Csnk2a1, also known as casein kinase 2 alpha 1, is an important gene involved in multiple biological processes. It is known to participate in various signaling pathways, such as the PI3K-Akt-mTOR signaling pathway [2,5]. CSNK2A1 has been shown to be involved in tumorigenesis by enhancing several oncogenic signaling pathways in various cancers [2].

In pancreatic ductal adenocarcinoma (PDAC), targeted silencing of CSNK2A1 expression significantly enhances sensitivity of PDAC cells to gemcitabine treatment, as CSNK2A1 acts as a key regulator conferring gemcitabine resistance via inducing autophagy [1]. In gastric cancer, silencing CSNK2A1 expression effectively inhibits its oncogenic function, and CSNK2A1 promotes gastric cancer invasion through the PI3K-Akt-mTOR signaling pathway [2]. In cervical cancer, CSNK2A1-mediated phosphorylation of HMGA2 modulates cisplatin resistance, and inhibition of CSNK2A1 can sensitize tumor cells to cisplatin [3]. In osteosarcoma, knockdown of CSNK2A1 potentiates the cytotoxic effects of doxorubicin, as CSNK2A1 induces resistance to doxorubicin through SIRT6-mediated activation of the DNA damage repair pathway [4].

In conclusion, CSNK2A1 plays crucial roles in cancer-related biological processes, especially in drug resistance in various cancers such as PDAC, gastric cancer, cervical cancer, and osteosarcoma. The findings from loss-of-function experiments in these contexts help to understand its functions and suggest potential therapeutic strategies targeting CSNK2A1 for treating these cancers.

----------------

> [Required tasks]:
1. List every drug named in the passage on CSNK2A1.
2. Turn the paragraph of the passage on CSNK2A1 that begins "In pancreatic ductal adenocarcinoma (PDAC)" into a bulleted list with one item per cancer, keeping its main facts.

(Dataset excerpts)

----------------

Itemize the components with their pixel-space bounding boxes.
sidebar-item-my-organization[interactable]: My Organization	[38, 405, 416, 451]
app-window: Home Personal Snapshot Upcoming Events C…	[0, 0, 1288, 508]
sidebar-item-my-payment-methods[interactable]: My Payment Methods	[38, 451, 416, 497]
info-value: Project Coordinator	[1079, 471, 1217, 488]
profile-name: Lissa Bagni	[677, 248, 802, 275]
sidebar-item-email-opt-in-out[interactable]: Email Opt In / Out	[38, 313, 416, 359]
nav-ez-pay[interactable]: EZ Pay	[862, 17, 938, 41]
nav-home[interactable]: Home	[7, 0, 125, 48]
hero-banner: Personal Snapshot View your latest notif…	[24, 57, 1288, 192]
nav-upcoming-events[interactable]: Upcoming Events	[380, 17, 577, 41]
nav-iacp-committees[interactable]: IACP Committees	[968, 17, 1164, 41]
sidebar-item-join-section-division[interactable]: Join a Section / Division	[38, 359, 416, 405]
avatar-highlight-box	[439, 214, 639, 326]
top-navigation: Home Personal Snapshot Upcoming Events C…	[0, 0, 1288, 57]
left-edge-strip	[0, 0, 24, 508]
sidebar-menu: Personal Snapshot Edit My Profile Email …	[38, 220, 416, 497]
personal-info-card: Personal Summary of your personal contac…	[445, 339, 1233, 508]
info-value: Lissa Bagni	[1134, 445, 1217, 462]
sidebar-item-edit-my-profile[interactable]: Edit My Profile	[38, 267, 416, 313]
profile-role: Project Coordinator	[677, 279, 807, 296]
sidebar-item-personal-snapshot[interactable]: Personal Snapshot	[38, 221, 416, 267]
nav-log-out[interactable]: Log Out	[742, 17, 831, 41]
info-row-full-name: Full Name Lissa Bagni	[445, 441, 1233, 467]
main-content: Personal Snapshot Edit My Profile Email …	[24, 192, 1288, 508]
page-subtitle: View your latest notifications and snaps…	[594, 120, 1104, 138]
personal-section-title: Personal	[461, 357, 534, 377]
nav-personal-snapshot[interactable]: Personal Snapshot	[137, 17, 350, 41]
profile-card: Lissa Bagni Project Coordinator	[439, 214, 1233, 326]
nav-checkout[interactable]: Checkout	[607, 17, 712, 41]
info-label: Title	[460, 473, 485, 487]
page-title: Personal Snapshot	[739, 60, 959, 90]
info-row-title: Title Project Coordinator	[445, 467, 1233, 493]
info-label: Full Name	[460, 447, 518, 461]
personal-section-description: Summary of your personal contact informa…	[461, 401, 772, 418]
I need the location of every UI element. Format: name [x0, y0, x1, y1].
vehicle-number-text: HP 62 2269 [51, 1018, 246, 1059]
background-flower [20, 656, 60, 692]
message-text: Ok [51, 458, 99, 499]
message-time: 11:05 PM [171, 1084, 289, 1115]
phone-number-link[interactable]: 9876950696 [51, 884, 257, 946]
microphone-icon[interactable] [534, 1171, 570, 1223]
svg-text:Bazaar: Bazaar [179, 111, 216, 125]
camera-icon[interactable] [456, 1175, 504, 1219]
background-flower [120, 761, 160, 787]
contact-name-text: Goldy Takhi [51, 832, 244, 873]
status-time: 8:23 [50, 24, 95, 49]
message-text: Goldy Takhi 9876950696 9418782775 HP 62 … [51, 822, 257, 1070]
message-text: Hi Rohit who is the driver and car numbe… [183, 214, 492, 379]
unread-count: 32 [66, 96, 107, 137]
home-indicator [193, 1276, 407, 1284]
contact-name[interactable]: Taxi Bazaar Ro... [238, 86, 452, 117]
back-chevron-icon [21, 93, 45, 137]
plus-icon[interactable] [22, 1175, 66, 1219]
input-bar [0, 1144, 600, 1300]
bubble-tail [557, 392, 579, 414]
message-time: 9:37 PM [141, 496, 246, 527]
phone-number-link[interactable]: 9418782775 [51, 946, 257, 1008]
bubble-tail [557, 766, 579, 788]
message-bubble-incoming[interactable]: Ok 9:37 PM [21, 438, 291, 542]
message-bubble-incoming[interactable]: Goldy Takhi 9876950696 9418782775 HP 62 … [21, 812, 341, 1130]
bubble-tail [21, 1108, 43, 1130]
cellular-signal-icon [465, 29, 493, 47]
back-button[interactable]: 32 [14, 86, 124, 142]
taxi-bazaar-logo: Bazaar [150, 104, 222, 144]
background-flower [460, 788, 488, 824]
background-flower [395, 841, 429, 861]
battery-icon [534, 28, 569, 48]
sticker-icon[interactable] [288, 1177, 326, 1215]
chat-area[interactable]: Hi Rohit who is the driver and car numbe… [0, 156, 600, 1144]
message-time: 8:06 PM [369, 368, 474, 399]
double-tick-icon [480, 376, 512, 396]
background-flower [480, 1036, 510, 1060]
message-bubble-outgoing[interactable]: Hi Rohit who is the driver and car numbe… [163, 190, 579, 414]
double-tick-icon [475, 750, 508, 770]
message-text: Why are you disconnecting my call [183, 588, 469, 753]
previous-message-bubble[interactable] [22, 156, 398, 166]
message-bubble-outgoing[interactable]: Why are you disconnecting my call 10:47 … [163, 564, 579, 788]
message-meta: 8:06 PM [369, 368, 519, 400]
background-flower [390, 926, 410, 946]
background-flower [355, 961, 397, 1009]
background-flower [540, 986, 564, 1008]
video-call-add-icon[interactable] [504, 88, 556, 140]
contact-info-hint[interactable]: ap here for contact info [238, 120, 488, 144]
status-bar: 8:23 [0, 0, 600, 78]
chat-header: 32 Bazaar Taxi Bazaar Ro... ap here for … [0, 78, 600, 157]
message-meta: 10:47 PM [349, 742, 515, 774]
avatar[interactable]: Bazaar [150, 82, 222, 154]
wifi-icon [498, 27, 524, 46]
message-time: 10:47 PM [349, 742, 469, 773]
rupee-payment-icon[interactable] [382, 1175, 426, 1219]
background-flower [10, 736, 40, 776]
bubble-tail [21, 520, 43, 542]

----------------

> [Response list]:
1. Gemcitabine, cisplatin, doxorubicin

2.
- Pancreatic ductal adenocarcinoma (PDAC): CSNK2A1 confers gemcitabine resistance by inducing autophagy. Silencing it makes PDAC cells more sensitive to gemcitabine.
- Gastric cancer: CSNK2A1 promotes invasion through the PI3K-Akt-mTOR signaling pathway. Silencing it inhibits its oncogenic function.
- Cervical cancer: CSNK2A1 phosphorylates HMGA2, which modulates cisplatin resistance. Inhibiting CSNK2A1 sensitizes tumor cells to cisplatin.
- Osteosarcoma: CSNK2A1 induces doxorubicin resistance through SIRT6-mediated activation of the DNA damage repair pathway. Knocking it down potentiates the cytotoxic effects of doxorubicin.